## [CHALLENGE]
Decide whether each statement agrees with the Vauban biography, answering yes or no and quoting the words that decide it: 1. He entered military service in 1770. 2. He was born in Paris. 3. He was the son of Antoine Le Prestre de Vauban.

## [PAGE EXTRACT]
Jacques Anne Joseph Le Prestre de Vauban (10 March 1754, in Dijon – 20 April 1816) was a French general of the Ancien Régime. He took part in the American War of Independence, and later in the Chouannerie uprising against the Republic during the French Revolutionary Wars. He was the grandson of Antoine Le Prestre de Vauban.

Biography 
Entering military service in 1770, he was Rochambeau's  aide-de-camp during the American War of Independence and was sent back to France with the general's dispatches in 1782.  He became colonel and second in command of the régiment d'Agenors, and shortly afterwards, the duc d'Orléans, whose chamberlain he was, made him colonel in command of the régiment d'infanterie that took his name and knight of the order of Saint-Louis on 13 June 1784.

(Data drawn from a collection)

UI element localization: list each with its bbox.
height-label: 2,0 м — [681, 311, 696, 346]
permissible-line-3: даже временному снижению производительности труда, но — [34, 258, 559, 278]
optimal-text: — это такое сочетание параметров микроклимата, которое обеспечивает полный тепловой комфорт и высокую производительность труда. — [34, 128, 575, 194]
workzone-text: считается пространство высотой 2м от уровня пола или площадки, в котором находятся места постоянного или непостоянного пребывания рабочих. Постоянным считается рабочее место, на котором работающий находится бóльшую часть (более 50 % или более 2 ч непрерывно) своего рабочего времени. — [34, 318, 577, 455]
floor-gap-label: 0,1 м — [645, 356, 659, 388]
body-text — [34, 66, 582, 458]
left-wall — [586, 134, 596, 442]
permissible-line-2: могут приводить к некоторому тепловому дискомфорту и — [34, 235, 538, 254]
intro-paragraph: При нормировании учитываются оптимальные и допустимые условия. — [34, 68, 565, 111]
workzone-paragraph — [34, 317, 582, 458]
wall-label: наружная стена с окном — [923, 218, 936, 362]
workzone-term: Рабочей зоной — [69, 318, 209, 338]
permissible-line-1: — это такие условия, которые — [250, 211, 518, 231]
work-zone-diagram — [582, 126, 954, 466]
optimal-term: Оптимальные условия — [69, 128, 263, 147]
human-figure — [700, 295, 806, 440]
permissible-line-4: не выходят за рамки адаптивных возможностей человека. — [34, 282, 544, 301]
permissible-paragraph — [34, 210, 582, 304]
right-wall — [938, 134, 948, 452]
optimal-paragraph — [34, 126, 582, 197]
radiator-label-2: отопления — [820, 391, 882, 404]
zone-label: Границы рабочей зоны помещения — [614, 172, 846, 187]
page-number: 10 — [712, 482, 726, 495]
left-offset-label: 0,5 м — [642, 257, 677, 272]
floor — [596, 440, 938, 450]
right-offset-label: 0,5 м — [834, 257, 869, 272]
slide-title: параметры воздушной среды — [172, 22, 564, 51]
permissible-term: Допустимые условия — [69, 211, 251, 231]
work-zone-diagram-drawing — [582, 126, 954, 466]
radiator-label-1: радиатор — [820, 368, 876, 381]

## [SOLUTION FOR THIS TASK]
1. Yes: "Entering military service in 1770"
2. No: "10 March 1754, in Dijon"
3. No: "He was the grandson of Antoine Le Prestre de Vauban."